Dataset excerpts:
⟨

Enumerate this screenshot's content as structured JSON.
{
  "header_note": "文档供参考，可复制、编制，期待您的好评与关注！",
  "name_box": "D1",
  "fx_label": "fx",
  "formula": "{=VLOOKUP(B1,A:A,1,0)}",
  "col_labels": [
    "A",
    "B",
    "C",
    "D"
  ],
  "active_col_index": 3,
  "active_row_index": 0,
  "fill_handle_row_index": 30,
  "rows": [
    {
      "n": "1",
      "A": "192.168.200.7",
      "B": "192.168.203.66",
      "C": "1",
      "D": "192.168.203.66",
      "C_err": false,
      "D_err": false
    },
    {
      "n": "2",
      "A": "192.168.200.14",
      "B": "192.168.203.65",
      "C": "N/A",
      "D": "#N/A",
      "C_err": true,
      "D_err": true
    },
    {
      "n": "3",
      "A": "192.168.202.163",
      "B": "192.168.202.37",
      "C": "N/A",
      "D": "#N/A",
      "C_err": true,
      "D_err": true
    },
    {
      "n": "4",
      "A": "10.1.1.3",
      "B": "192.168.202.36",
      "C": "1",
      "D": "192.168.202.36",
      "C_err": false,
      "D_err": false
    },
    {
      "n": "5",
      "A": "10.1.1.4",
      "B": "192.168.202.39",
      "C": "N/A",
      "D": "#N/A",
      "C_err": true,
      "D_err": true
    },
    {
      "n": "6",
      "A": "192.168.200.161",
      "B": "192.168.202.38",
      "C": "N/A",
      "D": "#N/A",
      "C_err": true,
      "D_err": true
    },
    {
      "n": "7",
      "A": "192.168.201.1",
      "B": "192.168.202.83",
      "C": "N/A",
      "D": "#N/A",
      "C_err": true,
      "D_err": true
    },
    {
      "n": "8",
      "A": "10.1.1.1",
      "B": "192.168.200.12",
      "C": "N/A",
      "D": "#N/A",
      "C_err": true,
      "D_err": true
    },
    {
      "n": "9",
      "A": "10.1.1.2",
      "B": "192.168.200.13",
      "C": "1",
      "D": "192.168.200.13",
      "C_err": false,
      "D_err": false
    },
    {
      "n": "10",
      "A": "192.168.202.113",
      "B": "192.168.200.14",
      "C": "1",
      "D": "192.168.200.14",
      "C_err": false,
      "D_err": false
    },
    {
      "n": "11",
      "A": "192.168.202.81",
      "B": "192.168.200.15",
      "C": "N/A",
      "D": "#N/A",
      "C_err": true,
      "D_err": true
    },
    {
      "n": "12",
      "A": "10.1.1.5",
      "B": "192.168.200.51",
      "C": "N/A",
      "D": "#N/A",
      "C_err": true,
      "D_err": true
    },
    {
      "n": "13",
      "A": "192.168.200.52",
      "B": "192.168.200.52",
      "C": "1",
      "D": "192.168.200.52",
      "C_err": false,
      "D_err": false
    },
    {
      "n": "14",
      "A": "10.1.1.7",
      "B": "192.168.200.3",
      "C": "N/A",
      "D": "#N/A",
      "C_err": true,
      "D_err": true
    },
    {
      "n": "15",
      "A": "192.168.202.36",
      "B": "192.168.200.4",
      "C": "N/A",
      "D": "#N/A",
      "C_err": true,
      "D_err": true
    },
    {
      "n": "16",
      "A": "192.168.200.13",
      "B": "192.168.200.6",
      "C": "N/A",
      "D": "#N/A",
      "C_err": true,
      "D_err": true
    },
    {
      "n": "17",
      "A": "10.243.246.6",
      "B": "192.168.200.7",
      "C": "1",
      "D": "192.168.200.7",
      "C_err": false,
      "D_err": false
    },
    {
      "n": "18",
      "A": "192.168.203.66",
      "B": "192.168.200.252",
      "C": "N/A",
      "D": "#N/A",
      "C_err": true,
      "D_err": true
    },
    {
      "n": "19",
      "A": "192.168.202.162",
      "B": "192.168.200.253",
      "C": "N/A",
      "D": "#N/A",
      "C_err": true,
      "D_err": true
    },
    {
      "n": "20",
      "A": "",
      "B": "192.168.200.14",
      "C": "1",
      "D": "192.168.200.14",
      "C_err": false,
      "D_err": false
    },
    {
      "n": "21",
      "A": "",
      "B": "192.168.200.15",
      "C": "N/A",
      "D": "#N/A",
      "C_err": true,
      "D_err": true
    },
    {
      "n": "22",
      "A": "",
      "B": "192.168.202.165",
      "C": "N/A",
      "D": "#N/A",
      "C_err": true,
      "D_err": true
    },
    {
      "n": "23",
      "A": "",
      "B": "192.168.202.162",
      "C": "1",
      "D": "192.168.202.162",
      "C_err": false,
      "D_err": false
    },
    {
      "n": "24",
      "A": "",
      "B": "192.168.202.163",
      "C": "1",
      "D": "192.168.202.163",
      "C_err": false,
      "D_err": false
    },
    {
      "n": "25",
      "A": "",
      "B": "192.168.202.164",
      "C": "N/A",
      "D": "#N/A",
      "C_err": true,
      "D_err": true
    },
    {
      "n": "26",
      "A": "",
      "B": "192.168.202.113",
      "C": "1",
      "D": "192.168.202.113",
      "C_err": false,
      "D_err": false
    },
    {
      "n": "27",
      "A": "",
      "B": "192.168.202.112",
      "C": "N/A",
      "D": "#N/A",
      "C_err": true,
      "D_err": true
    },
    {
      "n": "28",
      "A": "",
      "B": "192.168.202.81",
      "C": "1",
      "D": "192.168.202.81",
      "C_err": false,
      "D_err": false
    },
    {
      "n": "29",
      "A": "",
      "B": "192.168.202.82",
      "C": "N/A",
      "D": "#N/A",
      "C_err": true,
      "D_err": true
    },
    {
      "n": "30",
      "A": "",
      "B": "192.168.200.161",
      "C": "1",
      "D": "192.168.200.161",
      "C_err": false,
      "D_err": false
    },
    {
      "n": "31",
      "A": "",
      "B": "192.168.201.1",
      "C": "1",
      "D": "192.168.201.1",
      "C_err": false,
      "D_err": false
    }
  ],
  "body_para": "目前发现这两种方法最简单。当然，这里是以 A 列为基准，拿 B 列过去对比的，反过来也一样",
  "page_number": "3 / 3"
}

⟩

INSTRUCTIONS TO FOLLOW: Write out every entry again, keeping each line exactly the same.

RESPONSE TO THIS TASK:
Enumerate this screenshot's content as structured JSON.
{
  "header_note": "文档供参考，可复制、编制，期待您的好评与关注！",
  "name_box": "D1",
  "fx_label": "fx",
  "formula": "{=VLOOKUP(B1,A:A,1,0)}",
  "col_labels": [
    "A",
    "B",
    "C",
    "D"
  ],
  "active_col_index": 3,
  "active_row_index": 0,
  "fill_handle_row_index": 30,
  "rows": [
    {
      "n": "1",
      "A": "192.168.200.7",
      "B": "192.168.203.66",
      "C": "1",
      "D": "192.168.203.66",
      "C_err": false,
      "D_err": false
    },
    {
      "n": "2",
      "A": "192.168.200.14",
      "B": "192.168.203.65",
      "C": "N/A",
      "D": "#N/A",
      "C_err": true,
      "D_err": true
    },
    {
      "n": "3",
      "A": "192.168.202.163",
      "B": "192.168.202.37",
      "C": "N/A",
      "D": "#N/A",
      "C_err": true,
      "D_err": true
    },
    {
      "n": "4",
      "A": "10.1.1.3",
      "B": "192.168.202.36",
      "C": "1",
      "D": "192.168.202.36",
      "C_err": false,
      "D_err": false
    },
    {
      "n": "5",
      "A": "10.1.1.4",
      "B": "192.168.202.39",
      "C": "N/A",
      "D": "#N/A",
      "C_err": true,
      "D_err": true
    },
    {
      "n": "6",
      "A": "192.168.200.161",
      "B": "192.168.202.38",
      "C": "N/A",
      "D": "#N/A",
      "C_err": true,
      "D_err": true
    },
    {
      "n": "7",
      "A": "192.168.201.1",
      "B": "192.168.202.83",
      "C": "N/A",
      "D": "#N/A",
      "C_err": true,
      "D_err": true
    },
    {
      "n": "8",
      "A": "10.1.1.1",
      "B": "192.168.200.12",
      "C": "N/A",
      "D": "#N/A",
      "C_err": true,
      "D_err": true
    },
    {
      "n": "9",
      "A": "10.1.1.2",
      "B": "192.168.200.13",
      "C": "1",
      "D": "192.168.200.13",
      "C_err": false,
      "D_err": false
    },
    {
      "n": "10",
      "A": "192.168.202.113",
      "B": "192.168.200.14",
      "C": "1",
      "D": "192.168.200.14",
      "C_err": false,
      "D_err": false
    },
    {
      "n": "11",
      "A": "192.168.202.81",
      "B": "192.168.200.15",
      "C": "N/A",
      "D": "#N/A",
      "C_err": true,
      "D_err": true
    },
    {
      "n": "12",
      "A": "10.1.1.5",
      "B": "192.168.200.51",
      "C": "N/A",
      "D": "#N/A",
      "C_err": true,
      "D_err": true
    },
    {
      "n": "13",
      "A": "192.168.200.52",
      "B": "192.168.200.52",
      "C": "1",
      "D": "192.168.200.52",
      "C_err": false,
      "D_err": false
    },
    {
      "n": "14",
      "A": "10.1.1.7",
      "B": "192.168.200.3",
      "C": "N/A",
      "D": "#N/A",
      "C_err": true,
      "D_err": true
    },
    {
      "n": "15",
      "A": "192.168.202.36",
      "B": "192.168.200.4",
      "C": "N/A",
      "D": "#N/A",
      "C_err": true,
      "D_err": true
    },
    {
      "n": "16",
      "A": "192.168.200.13",
      "B": "192.168.200.6",
      "C": "N/A",
      "D": "#N/A",
      "C_err": true,
      "D_err": true
    },
    {
      "n": "17",
      "A": "10.243.246.6",
      "B": "192.168.200.7",
      "C": "1",
      "D": "192.168.200.7",
      "C_err": false,
      "D_err": false
    },
    {
      "n": "18",
      "A": "192.168.203.66",
      "B": "192.168.200.252",
      "C": "N/A",
      "D": "#N/A",
      "C_err": true,
      "D_err": true
    },
    {
      "n": "19",
      "A": "192.168.202.162",
      "B": "192.168.200.253",
      "C": "N/A",
      "D": "#N/A",
      "C_err": true,
      "D_err": true
    },
    {
      "n": "20",
      "A": "",
      "B": "192.168.200.14",
      "C": "1",
      "D": "192.168.200.14",
      "C_err": false,
      "D_err": false
    },
    {
      "n": "21",
      "A": "",
      "B": "192.168.200.15",
      "C": "N/A",
      "D": "#N/A",
      "C_err": true,
      "D_err": true
    },
    {
      "n": "22",
      "A": "",
      "B": "192.168.202.165",
      "C": "N/A",
      "D": "#N/A",
      "C_err": true,
      "D_err": true
    },
    {
      "n": "23",
      "A": "",
      "B": "192.168.202.162",
      "C": "1",
      "D": "192.168.202.162",
      "C_err": false,
      "D_err": false
    },
    {
      "n": "24",
      "A": "",
      "B": "192.168.202.163",
      "C": "1",
      "D": "192.168.202.163",
      "C_err": false,
      "D_err": false
    },
    {
      "n": "25",
      "A": "",
      "B": "192.168.202.164",
      "C": "N/A",
      "D": "#N/A",
      "C_err": true,
      "D_err": true
    },
    {
      "n": "26",
      "A": "",
      "B": "192.168.202.113",
      "C": "1",
      "D": "192.168.202.113",
      "C_err": false,
      "D_err": false
    },
    {
      "n": "27",
      "A": "",
      "B": "192.168.202.112",
      "C": "N/A",
      "D": "#N/A",
      "C_err": true,
      "D_err": true
    },
    {
      "n": "28",
      "A": "",
      "B": "192.168.202.81",
      "C": "1",
      "D": "192.168.202.81",
      "C_err": false,
      "D_err": false
    },
    {
      "n": "29",
      "A": "",
      "B": "192.168.202.82",
      "C": "N/A",
      "D": "#N/A",
      "C_err": true,
      "D_err": true
    },
    {
      "n": "30",
      "A": "",
      "B": "192.168.200.161",
      "C": "1",
      "D": "192.168.200.161",
      "C_err": false,
      "D_err": false
    },
    {
      "n": "31",
      "A": "",
      "B": "192.168.201.1",
      "C": "1",
      "D": "192.168.201.1",
      "C_err": false,
      "D_err": false
    }
  ],
  "body_para": "目前发现这两种方法最简单。当然，这里是以 A 列为基准，拿 B 列过去对比的，反过来也一样",
  "page_number": "3 / 3"
}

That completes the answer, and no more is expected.